● **What you have to do**: Find each line containing the string "constructed" and return it.
★ ★ ★ ★
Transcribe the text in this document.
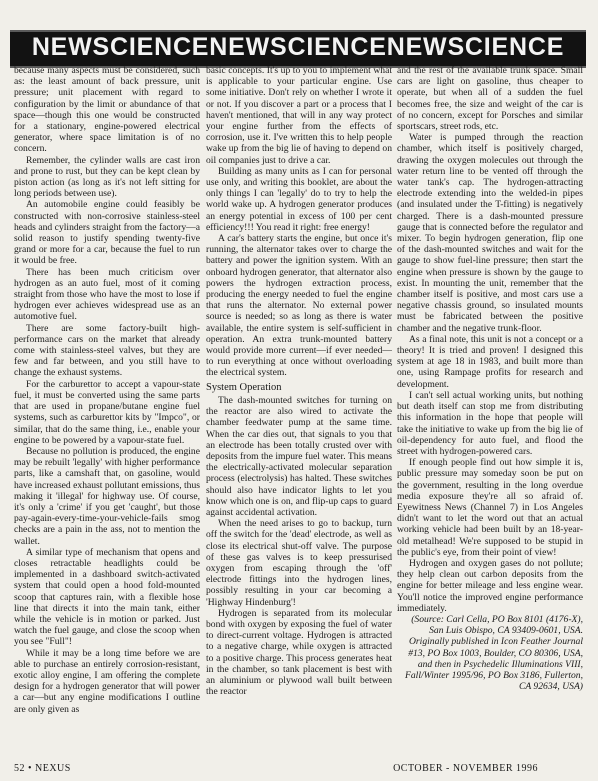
NEWSCIENCENEWSCIENCENEWSCIENCE

because many aspects must be considered, such as: the least amount of back pressure, unit pressure; unit placement with regard to configuration by the limit or abundance of that space—though this one would be constructed for a stationary, engine-powered electrical generator, where space limitation is of no concern.

Remember, the cylinder walls are cast iron and prone to rust, but they can be kept clean by piston action (as long as it's not left sitting for long periods between use).

An automobile engine could feasibly be constructed with non-corrosive stainless-steel heads and cylinders straight from the factory—a solid reason to justify spending twenty-five grand or more for a car, because the fuel to run it would be free.

There has been much criticism over hydrogen as an auto fuel, most of it coming straight from those who have the most to lose if hydrogen ever achieves widespread use as an automotive fuel.

There are some factory-built high-performance cars on the market that already come with stainless-steel valves, but they are few and far between, and you still have to change the exhaust systems.

For the carburettor to accept a vapour-state fuel, it must be converted using the same parts that are used in propane/butane engine fuel systems, such as carburettor kits by "Impco", or similar, that do the same thing, i.e., enable your engine to be powered by a vapour-state fuel.

Because no pollution is produced, the engine may be rebuilt 'legally' with higher performance parts, like a camshaft that, on gasoline, would have increased exhaust pollutant emissions, thus making it 'illegal' for highway use. Of course, it's only a 'crime' if you get 'caught', but those pay-again-every-time-your-vehicle-fails smog checks are a pain in the ass, not to mention the wallet.

A similar type of mechanism that opens and closes retractable headlights could be implemented in a dashboard switch-activated system that could open a hood fold-mounted scoop that captures rain, with a flexible hose line that directs it into the main tank, either while the vehicle is in motion or parked. Just watch the fuel gauge, and close the scoop when you see "Full"!

While it may be a long time before we are able to purchase an entirely corrosion-resistant, exotic alloy engine, I am offering the complete design for a hydrogen generator that will power a car—but any engine modifications I outline are only given as

basic concepts. It's up to you to implement what is applicable to your particular engine. Use some initiative. Don't rely on whether I wrote it or not. If you discover a part or a process that I haven't mentioned, that will in any way protect your engine further from the effects of corrosion, use it. I've written this to help people wake up from the big lie of having to depend on oil companies just to drive a car.

Building as many units as I can for personal use only, and writing this booklet, are about the only things I can 'legally' do to try to help the world wake up. A hydrogen generator produces an energy potential in excess of 100 per cent efficiency!!! You read it right: free energy!

A car's battery starts the engine, but once it's running, the alternator takes over to charge the battery and power the ignition system. With an onboard hydrogen generator, that alternator also powers the hydrogen extraction process, producing the energy needed to fuel the engine that runs the alternator. No external power source is needed; so as long as there is water available, the entire system is self-sufficient in operation. An extra trunk-mounted battery would provide more current—if ever needed—to run everything at once without overloading the electrical system.

System Operation

The dash-mounted switches for turning on the reactor are also wired to activate the chamber feedwater pump at the same time. When the car dies out, that signals to you that an electrode has been totally crusted over with deposits from the impure fuel water. This means the electrically-activated molecular separation process (electrolysis) has halted. These switches should also have indicator lights to let you know which one is on, and flip-up caps to guard against accidental activation.

When the need arises to go to backup, turn off the switch for the 'dead' electrode, as well as close its electrical shut-off valve. The purpose of these gas valves is to keep pressurised oxygen from escaping through the 'off' electrode fittings into the hydrogen lines, possibly resulting in your car becoming a 'Highway Hindenburg'!

Hydrogen is separated from its molecular bond with oxygen by exposing the fuel of water to direct-current voltage. Hydrogen is attracted to a negative charge, while oxygen is attracted to a positive charge. This process generates heat in the chamber, so tank placement is best with an aluminium or plywood wall built between the reactor

and the rest of the available trunk space. Small cars are light on gasoline, thus cheaper to operate, but when all of a sudden the fuel becomes free, the size and weight of the car is of no concern, except for Porsches and similar sportscars, street rods, etc.

Water is pumped through the reaction chamber, which itself is positively charged, drawing the oxygen molecules out through the water return line to be vented off through the water tank's cap. The hydrogen-attracting electrode extending into the welded-in pipes (and insulated under the T-fitting) is negatively charged. There is a dash-mounted pressure gauge that is connected before the regulator and mixer. To begin hydrogen generation, flip one of the dash-mounted switches and wait for the gauge to show fuel-line pressure; then start the engine when pressure is shown by the gauge to exist. In mounting the unit, remember that the chamber itself is positive, and most cars use a negative chassis ground, so insulated mounts must be fabricated between the positive chamber and the negative trunk-floor.

As a final note, this unit is not a concept or a theory! It is tried and proven! I designed this system at age 18 in 1983, and built more than one, using Rampage profits for research and development.

I can't sell actual working units, but nothing but death itself can stop me from distributing this information in the hope that people will take the initiative to wake up from the big lie of oil-dependency for auto fuel, and flood the street with hydrogen-powered cars.

If enough people find out how simple it is, public pressure may someday soon be put on the government, resulting in the long overdue media exposure they're all so afraid of. Eyewitness News (Channel 7) in Los Angeles didn't want to let the word out that an actual working vehicle had been built by an 18-year-old metalhead! We're supposed to be stupid in the public's eye, from their point of view!

Hydrogen and oxygen gases do not pollute; they help clean out carbon deposits from the engine for better mileage and less engine wear. You'll notice the improved engine performance immediately.

(Source: Carl Cella, PO Box 8101 (4176-X), San Luis Obispo, CA 93409-0601, USA.

Originally published in Icon Feather Journal #13, PO Box 1003, Boulder, CO 80306, USA, and then in Psychedelic Illuminations VIII, Fall/Winter 1995/96, PO Box 3186, Fullerton, CA 92634, USA)

52 • NEXUS	OCTOBER - NOVEMBER 1996
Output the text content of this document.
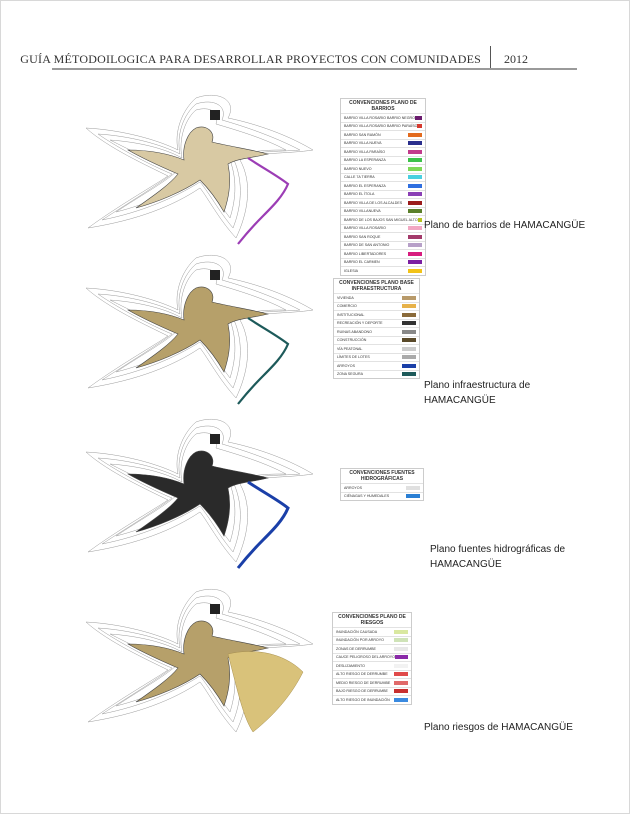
GUÍA MÉTODOILOGICA PARA DESARROLLAR PROYECTOS CON COMUNIDADES 2012
CONVENCIONES PLANO DE BARRIOS
BARRIO VILLA ROSARIO BARRIO NEGRO
BARRIO VILLA ROSARIO BARRIO PARAÍSO
BARRIO SAN RAMÓN
BARRIO VILLA NUEVA
BARRIO VILLA PARAÍSO
BARRIO LA ESPERANZA
BARRIO NUEVO
CALLE 7A TIERRA
BARRIO EL ESPERANZA
BARRIO EL ÍTOLA
BARRIO VILLA DE LOS ALCALDES
BARRIO VILLANUEVA
BARRIO DE LOS BAJOS SAN MIGUEL ALTO
BARRIO VILLA ROSARIO
BARRIO SAN ROQUE
BARRIO DE SAN ANTONIO
BARRIO LIBERTADORES
BARRIO EL CARMEN
IGLESIA
Plano de barrios de HAMACANGÜE
CONVENCIONES PLANO BASE INFRAESTRUCTURA
VIVIENDA
COMERCIO
INSTITUCIONAL
RECREACIÓN Y DEPORTE
RUINAS ABANDONO
CONSTRUCCIÓN
VÍA PEATONAL
LÍMITES DE LOTES
ARROYOS
ZONA SEGURA
Plano infraestructura de HAMACANGÜE
CONVENCIONES FUENTES HIDROGRÁFICAS
ARROYOS
CIÉNAGAS Y HUMEDALES
Plano fuentes hidrográficas de HAMACANGÜE
CONVENCIONES PLANO DE RIESGOS
INUNDACIÓN CAUSADA
INUNDACIÓN POR ARROYO
ZONAS DE DERRUMBE
CAUCE PELIGROSO DEL ARROYO
DESLIZAMIENTO
ALTO RIESGO DE DERRUMBE
MEDIO RIESGO DE DERRUMBE
BAJO RIESGO DE DERRUMBE
ALTO RIESGO DE INUNDACIÓN
Plano riesgos de HAMACANGÜE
★ ★ ★ ★
● **Exercise answer**:
because many aspects must be considered, such as: the least amount of back pressure, unit pressure; unit placement with regard to configuration by the limit or abundance of that space—though this one would be constructed for a stationary, engine-powered electrical generator, where space limitation is of no concern.
An automobile engine could feasibly be constructed with non-corrosive stainless-steel heads and cylinders straight from the factory—a solid reason to justify spending twenty-five grand or more for a car, because the fuel to run it would be free.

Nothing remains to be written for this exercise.